### Problem to solve
Only the lines from the one with "Enumerate this chart's" to the last line belong in your answer; write them out exactly and drop the pictures.

### Data section
↓↓↓
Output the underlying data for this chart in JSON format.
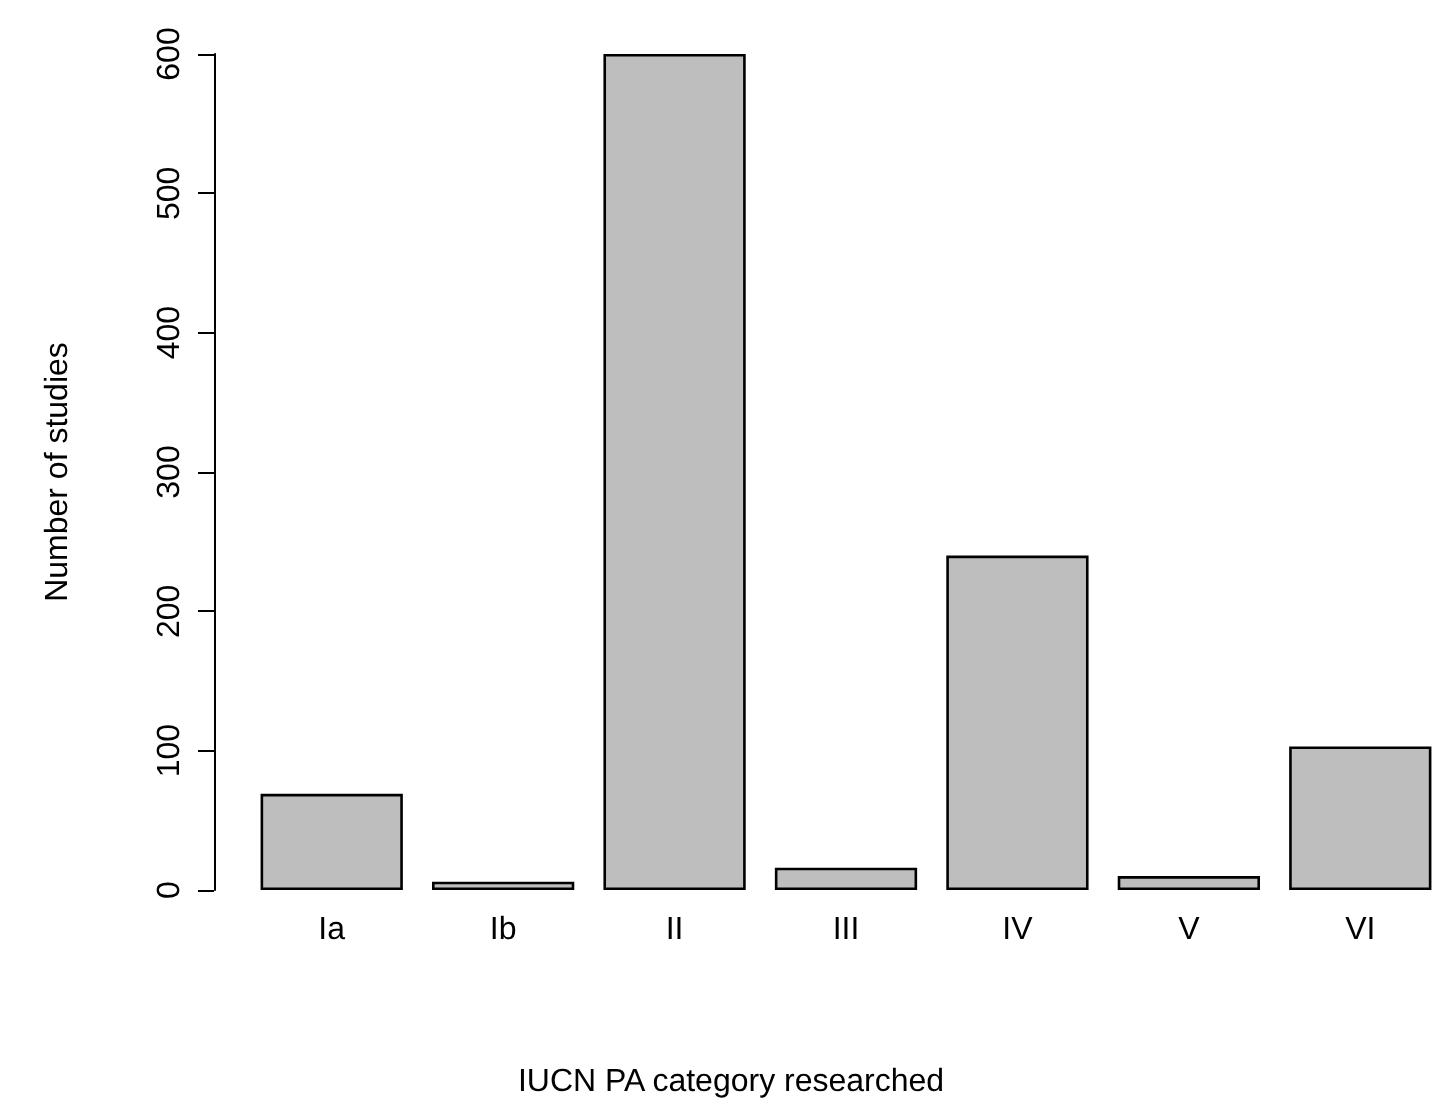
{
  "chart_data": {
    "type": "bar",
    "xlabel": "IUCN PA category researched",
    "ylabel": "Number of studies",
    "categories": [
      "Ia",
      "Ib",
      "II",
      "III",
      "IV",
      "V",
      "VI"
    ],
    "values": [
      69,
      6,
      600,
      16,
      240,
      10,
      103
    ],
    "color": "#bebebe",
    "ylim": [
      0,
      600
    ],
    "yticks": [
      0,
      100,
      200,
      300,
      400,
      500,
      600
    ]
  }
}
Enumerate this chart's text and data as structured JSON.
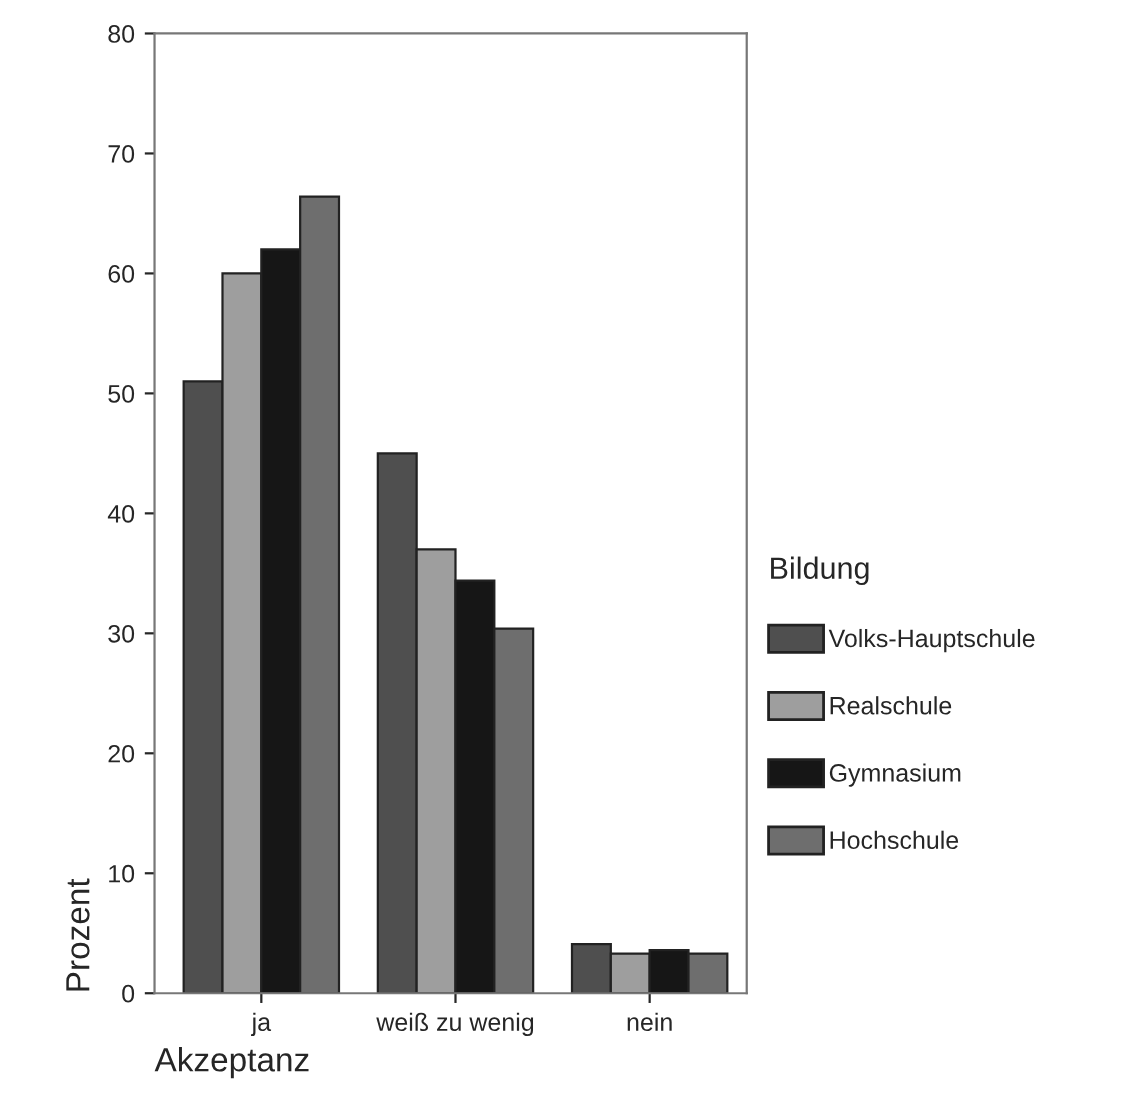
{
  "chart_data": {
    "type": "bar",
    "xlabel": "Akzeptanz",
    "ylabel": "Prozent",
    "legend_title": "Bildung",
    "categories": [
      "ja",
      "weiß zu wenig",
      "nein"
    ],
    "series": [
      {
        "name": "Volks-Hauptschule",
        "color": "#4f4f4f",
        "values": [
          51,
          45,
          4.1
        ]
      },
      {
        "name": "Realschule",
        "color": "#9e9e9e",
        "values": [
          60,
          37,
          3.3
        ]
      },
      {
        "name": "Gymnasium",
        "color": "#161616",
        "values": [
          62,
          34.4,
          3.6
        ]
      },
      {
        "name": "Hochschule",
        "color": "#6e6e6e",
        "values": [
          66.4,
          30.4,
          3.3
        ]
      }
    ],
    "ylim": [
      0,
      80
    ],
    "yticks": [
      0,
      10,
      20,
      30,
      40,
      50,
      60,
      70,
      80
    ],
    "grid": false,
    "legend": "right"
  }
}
↑↑↑
### Answer
Enumerate this chart's text and data as structured JSON.
{
  "chart_data": {
    "type": "bar",
    "xlabel": "Akzeptanz",
    "ylabel": "Prozent",
    "legend_title": "Bildung",
    "categories": [
      "ja",
      "weiß zu wenig",
      "nein"
    ],
    "series": [
      {
        "name": "Volks-Hauptschule",
        "color": "#4f4f4f",
        "values": [
          51,
          45,
          4.1
        ]
      },
      {
        "name": "Realschule",
        "color": "#9e9e9e",
        "values": [
          60,
          37,
          3.3
        ]
      },
      {
        "name": "Gymnasium",
        "color": "#161616",
        "values": [
          62,
          34.4,
          3.6
        ]
      },
      {
        "name": "Hochschule",
        "color": "#6e6e6e",
        "values": [
          66.4,
          30.4,
          3.3
        ]
      }
    ],
    "ylim": [
      0,
      80
    ],
    "yticks": [
      0,
      10,
      20,
      30,
      40,
      50,
      60,
      70,
      80
    ],
    "grid": false,
    "legend": "right"
  }
}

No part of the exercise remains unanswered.